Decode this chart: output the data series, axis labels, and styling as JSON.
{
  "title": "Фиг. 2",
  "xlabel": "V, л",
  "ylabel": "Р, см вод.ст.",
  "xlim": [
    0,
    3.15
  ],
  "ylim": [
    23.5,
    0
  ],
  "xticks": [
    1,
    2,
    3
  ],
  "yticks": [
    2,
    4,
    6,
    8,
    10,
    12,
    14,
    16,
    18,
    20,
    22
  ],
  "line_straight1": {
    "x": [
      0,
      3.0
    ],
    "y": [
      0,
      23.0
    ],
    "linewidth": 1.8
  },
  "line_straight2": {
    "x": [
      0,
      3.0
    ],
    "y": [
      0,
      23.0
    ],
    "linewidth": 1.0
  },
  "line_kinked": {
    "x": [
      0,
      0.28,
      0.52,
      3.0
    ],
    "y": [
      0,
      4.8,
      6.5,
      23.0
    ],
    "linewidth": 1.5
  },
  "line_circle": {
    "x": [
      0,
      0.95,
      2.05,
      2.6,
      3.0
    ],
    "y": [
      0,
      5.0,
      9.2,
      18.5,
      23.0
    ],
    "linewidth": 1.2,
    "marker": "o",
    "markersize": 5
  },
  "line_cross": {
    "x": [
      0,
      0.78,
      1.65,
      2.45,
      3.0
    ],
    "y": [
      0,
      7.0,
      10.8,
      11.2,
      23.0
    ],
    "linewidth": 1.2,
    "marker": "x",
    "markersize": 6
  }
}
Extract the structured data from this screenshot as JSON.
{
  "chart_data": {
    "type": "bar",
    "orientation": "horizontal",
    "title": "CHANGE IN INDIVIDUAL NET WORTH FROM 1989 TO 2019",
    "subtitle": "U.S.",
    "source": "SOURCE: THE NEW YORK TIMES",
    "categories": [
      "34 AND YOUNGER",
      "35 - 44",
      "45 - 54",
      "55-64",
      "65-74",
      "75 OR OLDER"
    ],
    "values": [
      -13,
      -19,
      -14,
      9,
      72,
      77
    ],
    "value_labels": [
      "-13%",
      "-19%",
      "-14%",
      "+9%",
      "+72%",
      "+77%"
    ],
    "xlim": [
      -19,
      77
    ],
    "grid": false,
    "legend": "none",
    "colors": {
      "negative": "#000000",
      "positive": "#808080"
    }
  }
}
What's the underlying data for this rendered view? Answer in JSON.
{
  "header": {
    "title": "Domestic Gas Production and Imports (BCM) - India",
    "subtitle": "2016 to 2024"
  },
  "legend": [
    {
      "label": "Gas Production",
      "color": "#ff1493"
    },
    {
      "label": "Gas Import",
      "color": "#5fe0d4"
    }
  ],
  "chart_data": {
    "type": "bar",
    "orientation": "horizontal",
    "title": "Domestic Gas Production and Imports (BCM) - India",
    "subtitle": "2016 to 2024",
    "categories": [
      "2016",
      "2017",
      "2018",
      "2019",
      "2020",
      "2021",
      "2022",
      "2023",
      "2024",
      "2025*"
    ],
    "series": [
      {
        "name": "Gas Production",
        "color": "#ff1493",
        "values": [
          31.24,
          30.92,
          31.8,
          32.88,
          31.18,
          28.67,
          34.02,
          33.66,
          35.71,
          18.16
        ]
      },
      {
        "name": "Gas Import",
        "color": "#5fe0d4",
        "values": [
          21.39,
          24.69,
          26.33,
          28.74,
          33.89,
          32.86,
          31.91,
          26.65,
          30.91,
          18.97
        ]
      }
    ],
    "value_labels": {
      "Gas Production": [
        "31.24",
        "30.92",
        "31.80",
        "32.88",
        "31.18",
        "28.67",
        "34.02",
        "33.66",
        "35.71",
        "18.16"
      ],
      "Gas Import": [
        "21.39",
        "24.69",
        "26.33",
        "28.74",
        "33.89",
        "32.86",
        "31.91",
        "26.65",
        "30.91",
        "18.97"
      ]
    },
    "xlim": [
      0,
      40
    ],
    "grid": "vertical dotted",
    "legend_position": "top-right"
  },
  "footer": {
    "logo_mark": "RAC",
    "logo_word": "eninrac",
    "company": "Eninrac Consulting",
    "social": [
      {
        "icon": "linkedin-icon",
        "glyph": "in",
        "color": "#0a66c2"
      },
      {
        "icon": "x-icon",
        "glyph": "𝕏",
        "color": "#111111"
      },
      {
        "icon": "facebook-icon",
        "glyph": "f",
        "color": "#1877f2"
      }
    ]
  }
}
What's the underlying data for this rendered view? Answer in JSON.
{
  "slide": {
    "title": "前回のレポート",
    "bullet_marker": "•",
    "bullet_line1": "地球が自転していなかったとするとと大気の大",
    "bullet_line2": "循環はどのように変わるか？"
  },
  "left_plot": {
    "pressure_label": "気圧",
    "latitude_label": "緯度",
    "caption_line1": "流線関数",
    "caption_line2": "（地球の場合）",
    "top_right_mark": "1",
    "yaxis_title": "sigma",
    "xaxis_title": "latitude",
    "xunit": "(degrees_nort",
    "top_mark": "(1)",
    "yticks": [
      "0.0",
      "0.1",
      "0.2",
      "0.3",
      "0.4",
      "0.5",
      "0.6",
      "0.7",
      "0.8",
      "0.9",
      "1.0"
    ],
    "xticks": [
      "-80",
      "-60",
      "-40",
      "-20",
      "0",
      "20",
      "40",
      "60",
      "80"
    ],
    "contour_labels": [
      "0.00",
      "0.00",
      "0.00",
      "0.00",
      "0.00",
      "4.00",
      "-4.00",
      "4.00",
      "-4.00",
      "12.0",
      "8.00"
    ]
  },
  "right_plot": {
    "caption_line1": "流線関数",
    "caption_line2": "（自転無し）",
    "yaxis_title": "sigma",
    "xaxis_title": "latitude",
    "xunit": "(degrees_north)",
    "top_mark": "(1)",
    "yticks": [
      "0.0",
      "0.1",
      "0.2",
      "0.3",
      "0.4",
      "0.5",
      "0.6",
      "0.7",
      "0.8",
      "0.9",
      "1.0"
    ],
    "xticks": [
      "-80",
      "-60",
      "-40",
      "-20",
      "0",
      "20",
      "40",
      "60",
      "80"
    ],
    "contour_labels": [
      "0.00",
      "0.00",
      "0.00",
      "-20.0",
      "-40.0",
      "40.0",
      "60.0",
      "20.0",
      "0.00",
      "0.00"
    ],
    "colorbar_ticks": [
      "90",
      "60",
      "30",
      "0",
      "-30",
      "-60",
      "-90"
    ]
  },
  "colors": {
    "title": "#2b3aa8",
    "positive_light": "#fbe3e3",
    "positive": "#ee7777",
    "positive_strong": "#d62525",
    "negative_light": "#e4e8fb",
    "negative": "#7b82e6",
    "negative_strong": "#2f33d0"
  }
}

▸ **Work to do**: Repeat the data above, word for word.

▸ **Written answer**:
Decode this chart: output the data series, axis labels, and styling as JSON.
{
  "title": "Фиг. 2",
  "xlabel": "V, л",
  "ylabel": "Р, см вод.ст.",
  "xlim": [
    0,
    3.15
  ],
  "ylim": [
    23.5,
    0
  ],
  "xticks": [
    1,
    2,
    3
  ],
  "yticks": [
    2,
    4,
    6,
    8,
    10,
    12,
    14,
    16,
    18,
    20,
    22
  ],
  "line_straight1": {
    "x": [
      0,
      3.0
    ],
    "y": [
      0,
      23.0
    ],
    "linewidth": 1.8
  },
  "line_straight2": {
    "x": [
      0,
      3.0
    ],
    "y": [
      0,
      23.0
    ],
    "linewidth": 1.0
  },
  "line_kinked": {
    "x": [
      0,
      0.28,
      0.52,
      3.0
    ],
    "y": [
      0,
      4.8,
      6.5,
      23.0
    ],
    "linewidth": 1.5
  },
  "line_circle": {
    "x": [
      0,
      0.95,
      2.05,
      2.6,
      3.0
    ],
    "y": [
      0,
      5.0,
      9.2,
      18.5,
      23.0
    ],
    "linewidth": 1.2,
    "marker": "o",
    "markersize": 5
  },
  "line_cross": {
    "x": [
      0,
      0.78,
      1.65,
      2.45,
      3.0
    ],
    "y": [
      0,
      7.0,
      10.8,
      11.2,
      23.0
    ],
    "linewidth": 1.2,
    "marker": "x",
    "markersize": 6
  }
}
Extract the structured data from this screenshot as JSON.
{
  "chart_data": {
    "type": "bar",
    "orientation": "horizontal",
    "title": "CHANGE IN INDIVIDUAL NET WORTH FROM 1989 TO 2019",
    "subtitle": "U.S.",
    "source": "SOURCE: THE NEW YORK TIMES",
    "categories": [
      "34 AND YOUNGER",
      "35 - 44",
      "45 - 54",
      "55-64",
      "65-74",
      "75 OR OLDER"
    ],
    "values": [
      -13,
      -19,
      -14,
      9,
      72,
      77
    ],
    "value_labels": [
      "-13%",
      "-19%",
      "-14%",
      "+9%",
      "+72%",
      "+77%"
    ],
    "xlim": [
      -19,
      77
    ],
    "grid": false,
    "legend": "none",
    "colors": {
      "negative": "#000000",
      "positive": "#808080"
    }
  }
}
What's the underlying data for this rendered view? Answer in JSON.
{
  "header": {
    "title": "Domestic Gas Production and Imports (BCM) - India",
    "subtitle": "2016 to 2024"
  },
  "legend": [
    {
      "label": "Gas Production",
      "color": "#ff1493"
    },
    {
      "label": "Gas Import",
      "color": "#5fe0d4"
    }
  ],
  "chart_data": {
    "type": "bar",
    "orientation": "horizontal",
    "title": "Domestic Gas Production and Imports (BCM) - India",
    "subtitle": "2016 to 2024",
    "categories": [
      "2016",
      "2017",
      "2018",
      "2019",
      "2020",
      "2021",
      "2022",
      "2023",
      "2024",
      "2025*"
    ],
    "series": [
      {
        "name": "Gas Production",
        "color": "#ff1493",
        "values": [
          31.24,
          30.92,
          31.8,
          32.88,
          31.18,
          28.67,
          34.02,
          33.66,
          35.71,
          18.16
        ]
      },
      {
        "name": "Gas Import",
        "color": "#5fe0d4",
        "values": [
          21.39,
          24.69,
          26.33,
          28.74,
          33.89,
          32.86,
          31.91,
          26.65,
          30.91,
          18.97
        ]
      }
    ],
    "value_labels": {
      "Gas Production": [
        "31.24",
        "30.92",
        "31.80",
        "32.88",
        "31.18",
        "28.67",
        "34.02",
        "33.66",
        "35.71",
        "18.16"
      ],
      "Gas Import": [
        "21.39",
        "24.69",
        "26.33",
        "28.74",
        "33.89",
        "32.86",
        "31.91",
        "26.65",
        "30.91",
        "18.97"
      ]
    },
    "xlim": [
      0,
      40
    ],
    "grid": "vertical dotted",
    "legend_position": "top-right"
  },
  "footer": {
    "logo_mark": "RAC",
    "logo_word": "eninrac",
    "company": "Eninrac Consulting",
    "social": [
      {
        "icon": "linkedin-icon",
        "glyph": "in",
        "color": "#0a66c2"
      },
      {
        "icon": "x-icon",
        "glyph": "𝕏",
        "color": "#111111"
      },
      {
        "icon": "facebook-icon",
        "glyph": "f",
        "color": "#1877f2"
      }
    ]
  }
}
What's the underlying data for this rendered view? Answer in JSON.
{
  "slide": {
    "title": "前回のレポート",
    "bullet_marker": "•",
    "bullet_line1": "地球が自転していなかったとするとと大気の大",
    "bullet_line2": "循環はどのように変わるか？"
  },
  "left_plot": {
    "pressure_label": "気圧",
    "latitude_label": "緯度",
    "caption_line1": "流線関数",
    "caption_line2": "（地球の場合）",
    "top_right_mark": "1",
    "yaxis_title": "sigma",
    "xaxis_title": "latitude",
    "xunit": "(degrees_nort",
    "top_mark": "(1)",
    "yticks": [
      "0.0",
      "0.1",
      "0.2",
      "0.3",
      "0.4",
      "0.5",
      "0.6",
      "0.7",
      "0.8",
      "0.9",
      "1.0"
    ],
    "xticks": [
      "-80",
      "-60",
      "-40",
      "-20",
      "0",
      "20",
      "40",
      "60",
      "80"
    ],
    "contour_labels": [
      "0.00",
      "0.00",
      "0.00",
      "0.00",
      "0.00",
      "4.00",
      "-4.00",
      "4.00",
      "-4.00",
      "12.0",
      "8.00"
    ]
  },
  "right_plot": {
    "caption_line1": "流線関数",
    "caption_line2": "（自転無し）",
    "yaxis_title": "sigma",
    "xaxis_title": "latitude",
    "xunit": "(degrees_north)",
    "top_mark": "(1)",
    "yticks": [
      "0.0",
      "0.1",
      "0.2",
      "0.3",
      "0.4",
      "0.5",
      "0.6",
      "0.7",
      "0.8",
      "0.9",
      "1.0"
    ],
    "xticks": [
      "-80",
      "-60",
      "-40",
      "-20",
      "0",
      "20",
      "40",
      "60",
      "80"
    ],
    "contour_labels": [
      "0.00",
      "0.00",
      "0.00",
      "-20.0",
      "-40.0",
      "40.0",
      "60.0",
      "20.0",
      "0.00",
      "0.00"
    ],
    "colorbar_ticks": [
      "90",
      "60",
      "30",
      "0",
      "-30",
      "-60",
      "-90"
    ]
  },
  "colors": {
    "title": "#2b3aa8",
    "positive_light": "#fbe3e3",
    "positive": "#ee7777",
    "positive_strong": "#d62525",
    "negative_light": "#e4e8fb",
    "negative": "#7b82e6",
    "negative_strong": "#2f33d0"
  }
}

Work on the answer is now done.